TASK GOAL - Report every line in the listing that contains the string "text".

[Data records]

§ §

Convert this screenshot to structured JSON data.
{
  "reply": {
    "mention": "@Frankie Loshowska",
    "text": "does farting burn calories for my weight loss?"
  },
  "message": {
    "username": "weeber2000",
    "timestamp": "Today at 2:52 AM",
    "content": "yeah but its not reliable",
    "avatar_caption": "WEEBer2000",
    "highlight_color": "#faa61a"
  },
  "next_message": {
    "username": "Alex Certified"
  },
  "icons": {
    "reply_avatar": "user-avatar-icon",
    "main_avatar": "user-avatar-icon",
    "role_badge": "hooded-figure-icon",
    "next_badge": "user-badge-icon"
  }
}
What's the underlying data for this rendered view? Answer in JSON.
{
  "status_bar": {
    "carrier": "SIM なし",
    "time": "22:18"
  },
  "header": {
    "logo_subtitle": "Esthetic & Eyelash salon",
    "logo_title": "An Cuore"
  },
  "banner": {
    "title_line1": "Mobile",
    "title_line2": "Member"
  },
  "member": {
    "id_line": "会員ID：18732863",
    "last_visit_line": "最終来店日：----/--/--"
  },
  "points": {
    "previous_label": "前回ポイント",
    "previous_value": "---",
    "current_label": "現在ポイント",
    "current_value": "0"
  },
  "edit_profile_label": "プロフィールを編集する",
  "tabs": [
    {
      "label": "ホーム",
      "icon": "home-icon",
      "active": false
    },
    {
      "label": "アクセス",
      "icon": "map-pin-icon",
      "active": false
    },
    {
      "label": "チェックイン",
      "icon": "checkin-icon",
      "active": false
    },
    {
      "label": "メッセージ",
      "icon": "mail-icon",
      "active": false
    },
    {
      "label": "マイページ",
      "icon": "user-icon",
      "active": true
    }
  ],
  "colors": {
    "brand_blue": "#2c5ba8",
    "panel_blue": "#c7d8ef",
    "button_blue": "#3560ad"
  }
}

§ §

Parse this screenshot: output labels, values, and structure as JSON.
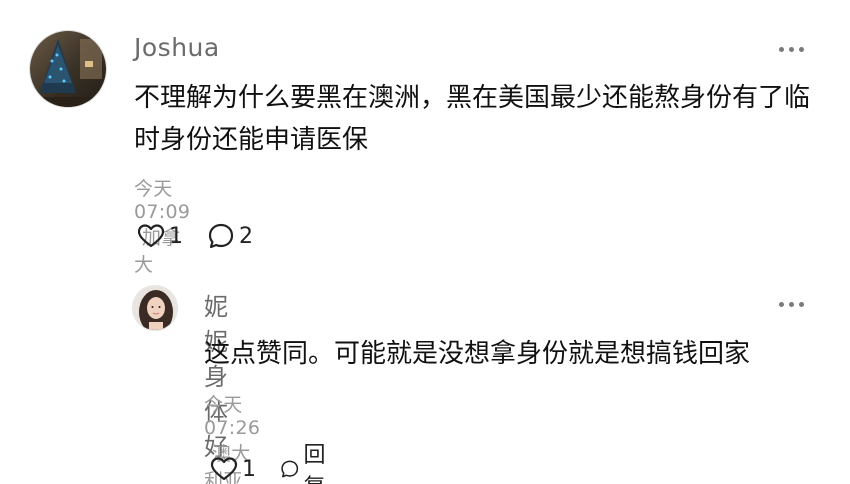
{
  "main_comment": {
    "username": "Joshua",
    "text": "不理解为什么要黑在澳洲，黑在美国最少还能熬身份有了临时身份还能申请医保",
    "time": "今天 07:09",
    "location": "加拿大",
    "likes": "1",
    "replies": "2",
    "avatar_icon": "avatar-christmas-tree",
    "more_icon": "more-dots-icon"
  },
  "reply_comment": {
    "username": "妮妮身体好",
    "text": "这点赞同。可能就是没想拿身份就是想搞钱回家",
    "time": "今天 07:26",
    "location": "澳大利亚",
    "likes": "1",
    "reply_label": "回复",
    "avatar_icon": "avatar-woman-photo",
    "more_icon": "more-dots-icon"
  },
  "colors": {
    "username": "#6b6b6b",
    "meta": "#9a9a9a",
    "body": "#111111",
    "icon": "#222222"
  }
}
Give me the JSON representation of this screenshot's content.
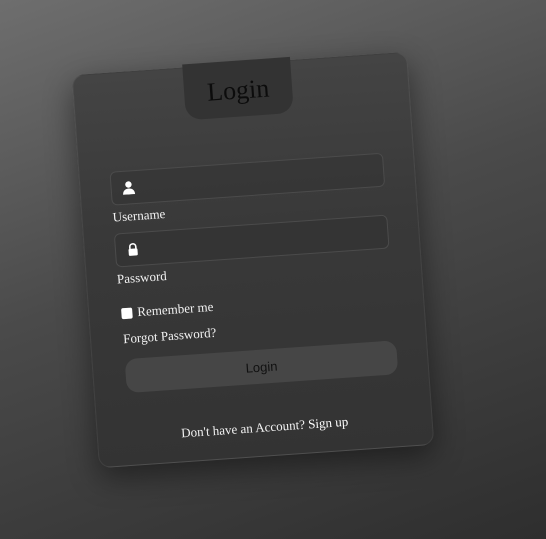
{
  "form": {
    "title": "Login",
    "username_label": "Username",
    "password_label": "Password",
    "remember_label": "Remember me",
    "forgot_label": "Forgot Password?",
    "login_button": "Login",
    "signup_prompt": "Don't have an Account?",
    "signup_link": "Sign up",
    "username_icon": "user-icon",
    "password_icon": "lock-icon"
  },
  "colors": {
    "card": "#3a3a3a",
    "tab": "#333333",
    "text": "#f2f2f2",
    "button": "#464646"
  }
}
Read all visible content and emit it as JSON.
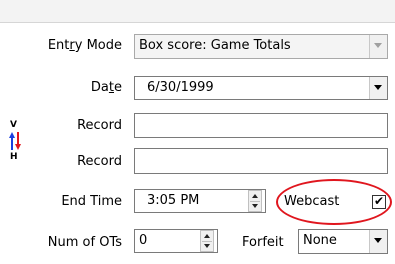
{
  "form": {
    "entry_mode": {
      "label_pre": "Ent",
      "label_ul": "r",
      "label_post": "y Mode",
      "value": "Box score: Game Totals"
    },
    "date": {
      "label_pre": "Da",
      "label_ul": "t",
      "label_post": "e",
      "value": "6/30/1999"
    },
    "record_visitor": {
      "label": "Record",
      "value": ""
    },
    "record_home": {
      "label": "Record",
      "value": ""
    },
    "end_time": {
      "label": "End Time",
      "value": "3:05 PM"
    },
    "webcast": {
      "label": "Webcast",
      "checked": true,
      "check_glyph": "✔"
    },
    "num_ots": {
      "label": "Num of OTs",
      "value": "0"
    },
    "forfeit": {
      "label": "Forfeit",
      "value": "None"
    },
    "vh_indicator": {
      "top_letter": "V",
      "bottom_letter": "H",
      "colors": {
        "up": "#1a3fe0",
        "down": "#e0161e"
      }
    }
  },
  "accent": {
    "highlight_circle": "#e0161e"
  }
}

§ §

WRITTEN RESPONSE -
    "text": "does farting burn calories for my weight loss?"
    "text": "不理解为什么要黑在澳洲，黑在美国最少还能熬身份有了临时身份还能申请医保",
    "text": "这点赞同。可能就是没想拿身份就是想搞钱回家",
    "text": "#f2f2f2",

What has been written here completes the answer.